### Stored records
____

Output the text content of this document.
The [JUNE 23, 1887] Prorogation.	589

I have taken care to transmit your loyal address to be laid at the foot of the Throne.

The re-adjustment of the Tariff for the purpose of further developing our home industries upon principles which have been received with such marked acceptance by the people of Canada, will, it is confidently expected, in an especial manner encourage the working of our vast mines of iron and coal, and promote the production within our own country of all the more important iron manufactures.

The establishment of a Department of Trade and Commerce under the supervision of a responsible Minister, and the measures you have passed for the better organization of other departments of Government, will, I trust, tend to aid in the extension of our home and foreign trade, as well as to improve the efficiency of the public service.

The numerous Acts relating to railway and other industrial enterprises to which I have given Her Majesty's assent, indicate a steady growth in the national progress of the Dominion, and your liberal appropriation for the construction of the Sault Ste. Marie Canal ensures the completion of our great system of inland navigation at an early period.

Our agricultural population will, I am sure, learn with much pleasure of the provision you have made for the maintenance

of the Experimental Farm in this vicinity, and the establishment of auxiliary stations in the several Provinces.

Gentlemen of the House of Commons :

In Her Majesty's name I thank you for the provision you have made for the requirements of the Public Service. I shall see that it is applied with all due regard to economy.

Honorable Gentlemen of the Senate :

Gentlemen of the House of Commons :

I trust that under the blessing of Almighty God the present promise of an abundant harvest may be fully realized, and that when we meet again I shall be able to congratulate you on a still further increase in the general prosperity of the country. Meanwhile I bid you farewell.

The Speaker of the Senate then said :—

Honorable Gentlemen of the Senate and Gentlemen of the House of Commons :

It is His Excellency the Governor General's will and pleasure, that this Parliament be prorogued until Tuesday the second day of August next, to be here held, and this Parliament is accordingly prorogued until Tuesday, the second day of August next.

____

### OBJECTIVE
Note every line above where the string "pleasure" shows up, and copy those lines.

### FINAL RESULT
Our agricultural population will, I am sure, learn with much pleasure of the provision you have made for the maintenance
It is His Excellency the Governor General's will and pleasure, that this Parliament be prorogued until Tuesday the second day of August next, to be here held, and this Parliament is accordingly prorogued until Tuesday, the second day of August next.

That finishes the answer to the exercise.